Dataset records:
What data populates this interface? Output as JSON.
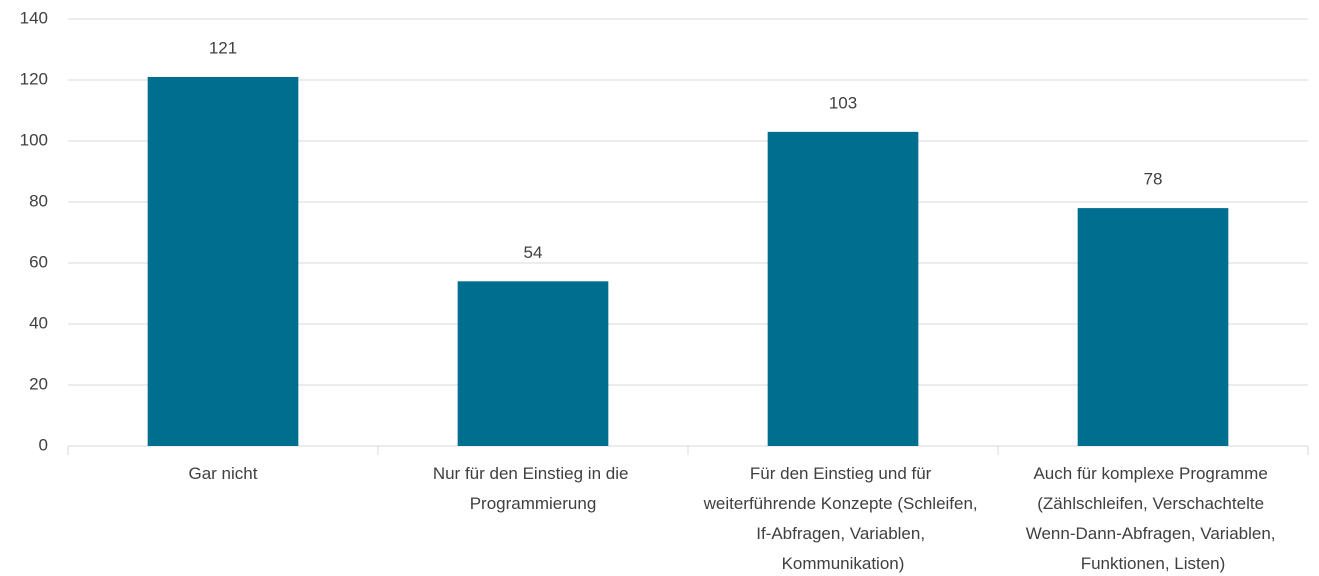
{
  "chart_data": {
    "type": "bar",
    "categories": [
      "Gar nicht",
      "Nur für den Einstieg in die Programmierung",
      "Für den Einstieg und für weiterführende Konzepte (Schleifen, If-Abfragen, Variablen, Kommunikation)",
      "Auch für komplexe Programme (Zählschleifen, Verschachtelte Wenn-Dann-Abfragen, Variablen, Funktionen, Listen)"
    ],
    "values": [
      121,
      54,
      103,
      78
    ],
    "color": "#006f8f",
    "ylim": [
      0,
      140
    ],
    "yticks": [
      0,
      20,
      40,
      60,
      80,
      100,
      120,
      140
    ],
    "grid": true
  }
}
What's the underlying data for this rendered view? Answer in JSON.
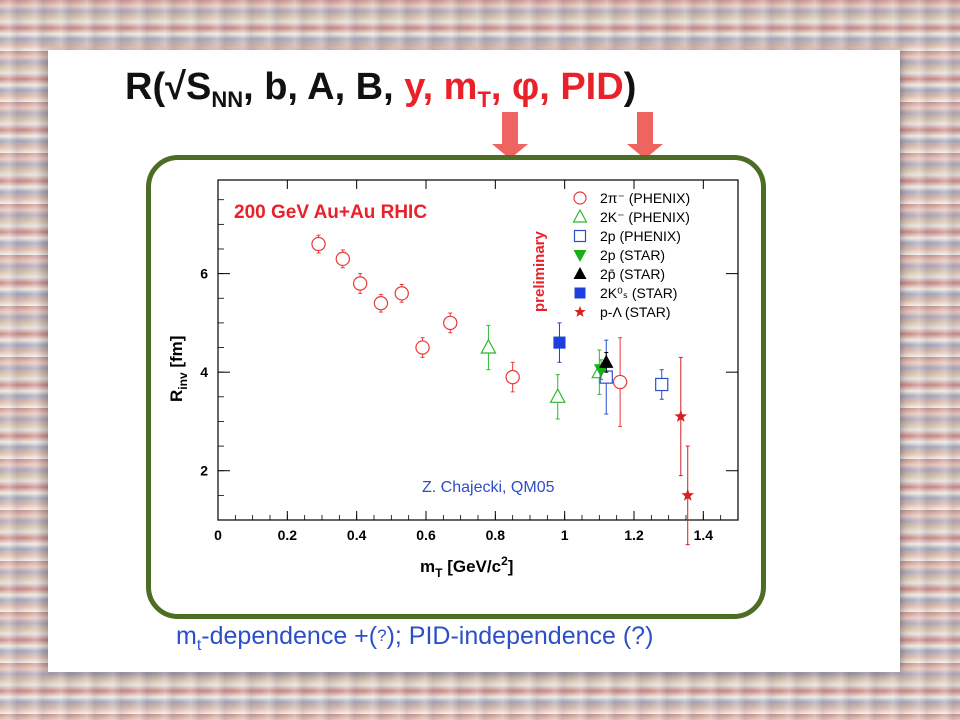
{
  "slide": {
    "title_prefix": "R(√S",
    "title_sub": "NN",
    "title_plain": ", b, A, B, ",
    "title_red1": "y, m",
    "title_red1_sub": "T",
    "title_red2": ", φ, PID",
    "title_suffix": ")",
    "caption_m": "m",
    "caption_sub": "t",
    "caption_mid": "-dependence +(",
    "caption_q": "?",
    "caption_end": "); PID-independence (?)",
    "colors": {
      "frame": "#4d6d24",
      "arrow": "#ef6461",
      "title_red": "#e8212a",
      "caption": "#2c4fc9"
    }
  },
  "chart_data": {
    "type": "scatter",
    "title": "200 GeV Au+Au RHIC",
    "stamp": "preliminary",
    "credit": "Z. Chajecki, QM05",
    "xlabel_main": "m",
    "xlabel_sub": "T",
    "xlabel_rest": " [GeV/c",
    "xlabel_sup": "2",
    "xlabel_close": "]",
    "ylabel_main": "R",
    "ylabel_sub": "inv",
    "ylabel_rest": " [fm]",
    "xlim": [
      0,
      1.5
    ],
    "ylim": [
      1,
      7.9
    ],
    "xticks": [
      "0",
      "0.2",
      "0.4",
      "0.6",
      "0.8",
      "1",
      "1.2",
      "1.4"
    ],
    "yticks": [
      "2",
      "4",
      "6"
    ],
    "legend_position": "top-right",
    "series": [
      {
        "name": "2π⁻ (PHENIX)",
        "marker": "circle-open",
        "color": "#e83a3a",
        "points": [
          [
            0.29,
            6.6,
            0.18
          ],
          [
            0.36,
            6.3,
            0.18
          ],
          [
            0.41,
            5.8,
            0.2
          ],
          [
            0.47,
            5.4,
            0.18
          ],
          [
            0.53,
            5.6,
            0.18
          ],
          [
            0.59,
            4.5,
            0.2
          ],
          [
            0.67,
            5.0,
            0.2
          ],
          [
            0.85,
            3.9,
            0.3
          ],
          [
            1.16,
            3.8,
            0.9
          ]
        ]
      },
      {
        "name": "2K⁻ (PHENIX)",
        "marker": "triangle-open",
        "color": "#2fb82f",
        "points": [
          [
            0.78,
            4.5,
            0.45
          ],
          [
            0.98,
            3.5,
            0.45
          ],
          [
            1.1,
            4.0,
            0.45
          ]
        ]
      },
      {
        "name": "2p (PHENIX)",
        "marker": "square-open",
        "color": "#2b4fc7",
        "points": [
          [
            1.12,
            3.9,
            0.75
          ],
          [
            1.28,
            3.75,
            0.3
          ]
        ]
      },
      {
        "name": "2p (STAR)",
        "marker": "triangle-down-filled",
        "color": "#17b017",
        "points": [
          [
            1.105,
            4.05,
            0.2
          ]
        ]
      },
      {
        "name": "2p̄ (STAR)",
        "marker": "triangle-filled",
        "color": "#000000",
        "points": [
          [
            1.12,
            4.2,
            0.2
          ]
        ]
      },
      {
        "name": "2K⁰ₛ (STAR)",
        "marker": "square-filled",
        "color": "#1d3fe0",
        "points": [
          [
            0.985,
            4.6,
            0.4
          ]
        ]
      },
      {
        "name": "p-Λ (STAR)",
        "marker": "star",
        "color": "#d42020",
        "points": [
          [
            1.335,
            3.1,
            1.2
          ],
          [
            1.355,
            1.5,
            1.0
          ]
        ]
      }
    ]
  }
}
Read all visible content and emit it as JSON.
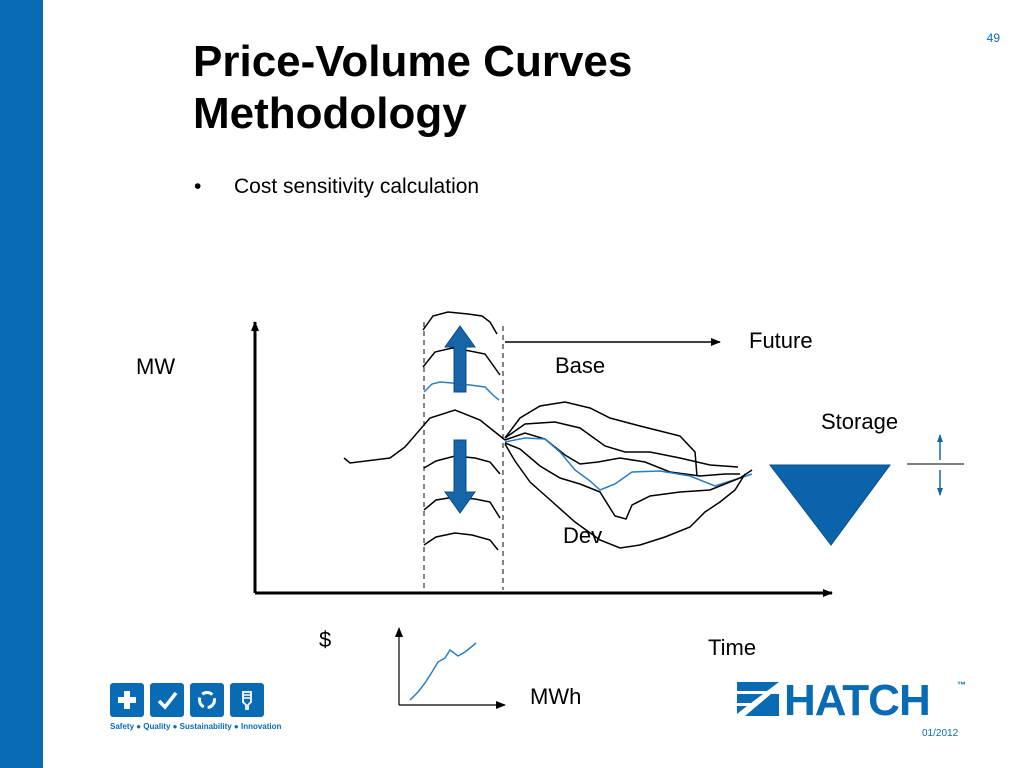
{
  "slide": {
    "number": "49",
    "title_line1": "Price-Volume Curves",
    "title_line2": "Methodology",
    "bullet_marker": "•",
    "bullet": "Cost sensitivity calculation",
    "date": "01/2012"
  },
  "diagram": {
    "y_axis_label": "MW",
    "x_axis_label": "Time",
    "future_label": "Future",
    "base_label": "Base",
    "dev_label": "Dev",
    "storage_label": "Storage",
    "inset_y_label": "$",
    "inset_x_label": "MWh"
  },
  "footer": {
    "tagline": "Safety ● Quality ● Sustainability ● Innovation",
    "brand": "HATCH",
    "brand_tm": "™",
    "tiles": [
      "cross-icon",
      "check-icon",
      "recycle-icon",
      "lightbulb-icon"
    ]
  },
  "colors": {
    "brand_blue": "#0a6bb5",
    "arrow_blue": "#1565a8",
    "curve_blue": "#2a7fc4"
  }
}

▸ **Given instruction**
Pictures stay out; retype only the lines from the line containing "Read all visible content and emit it as JSON." through the end of the listing, inclusive, exactly as they appear.

▸ **Written answer**
Read all visible content and emit it as JSON.
{
  "slide": {
    "number": "49",
    "title_line1": "Price-Volume Curves",
    "title_line2": "Methodology",
    "bullet_marker": "•",
    "bullet": "Cost sensitivity calculation",
    "date": "01/2012"
  },
  "diagram": {
    "y_axis_label": "MW",
    "x_axis_label": "Time",
    "future_label": "Future",
    "base_label": "Base",
    "dev_label": "Dev",
    "storage_label": "Storage",
    "inset_y_label": "$",
    "inset_x_label": "MWh"
  },
  "footer": {
    "tagline": "Safety ● Quality ● Sustainability ● Innovation",
    "brand": "HATCH",
    "brand_tm": "™",
    "tiles": [
      "cross-icon",
      "check-icon",
      "recycle-icon",
      "lightbulb-icon"
    ]
  },
  "colors": {
    "brand_blue": "#0a6bb5",
    "arrow_blue": "#1565a8",
    "curve_blue": "#2a7fc4"
  }
}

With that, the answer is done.